Look for the word "this" in the entries below, then copy every line that has it.

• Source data
— BEGIN —

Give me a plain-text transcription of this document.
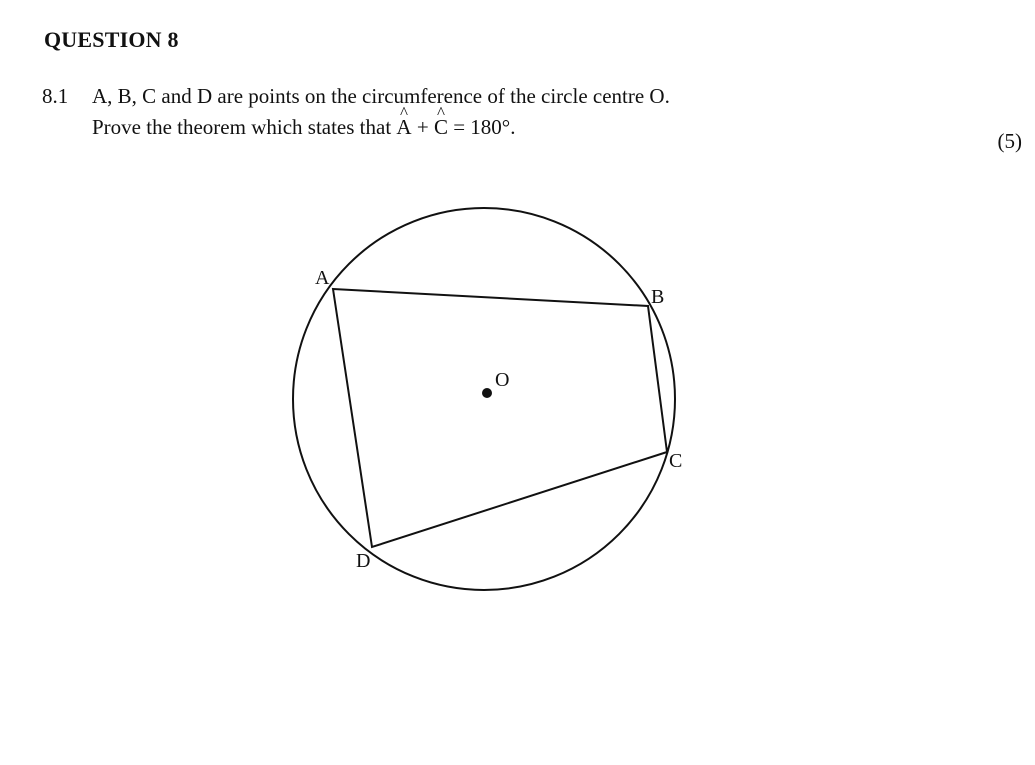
QUESTION 8
8.1 A, B, C and D are points on the circumference of the circle centre O.
Prove the theorem which states that ^ A + ^ C = 180°.
(5)
A
B
C
D
O
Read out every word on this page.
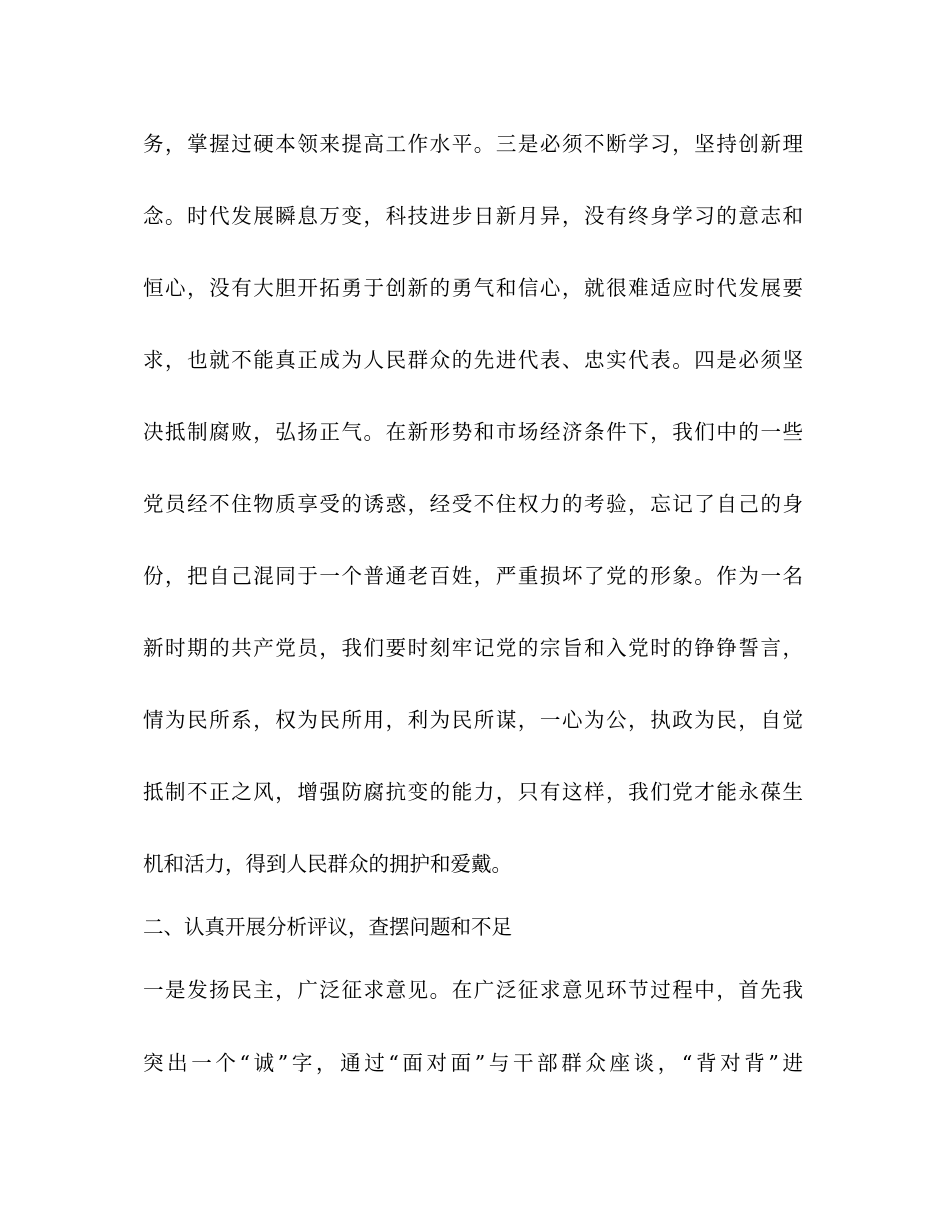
务，掌握过硬本领来提高工作水平。三是必须不断学习，坚持创新理
念。时代发展瞬息万变，科技进步日新月异，没有终身学习的意志和
恒心，没有大胆开拓勇于创新的勇气和信心，就很难适应时代发展要
求，也就不能真正成为人民群众的先进代表、忠实代表。四是必须坚
决抵制腐败，弘扬正气。在新形势和市场经济条件下，我们中的一些
党员经不住物质享受的诱惑，经受不住权力的考验，忘记了自己的身
份，把自己混同于一个普通老百姓，严重损坏了党的形象。作为一名
新时期的共产党员，我们要时刻牢记党的宗旨和入党时的铮铮誓言，
情为民所系，权为民所用，利为民所谋，一心为公，执政为民，自觉
抵制不正之风，增强防腐抗变的能力，只有这样，我们党才能永葆生
机和活力，得到人民群众的拥护和爱戴。
二、认真开展分析评议，查摆问题和不足
一是发扬民主，广泛征求意见。在广泛征求意见环节过程中，首先我
突出一个“诚”字，通过“面对面”与干部群众座谈，“背对背”进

— END —

• Completed exercise
Give me a plain-text transcription of this document.
Read out every word on this page.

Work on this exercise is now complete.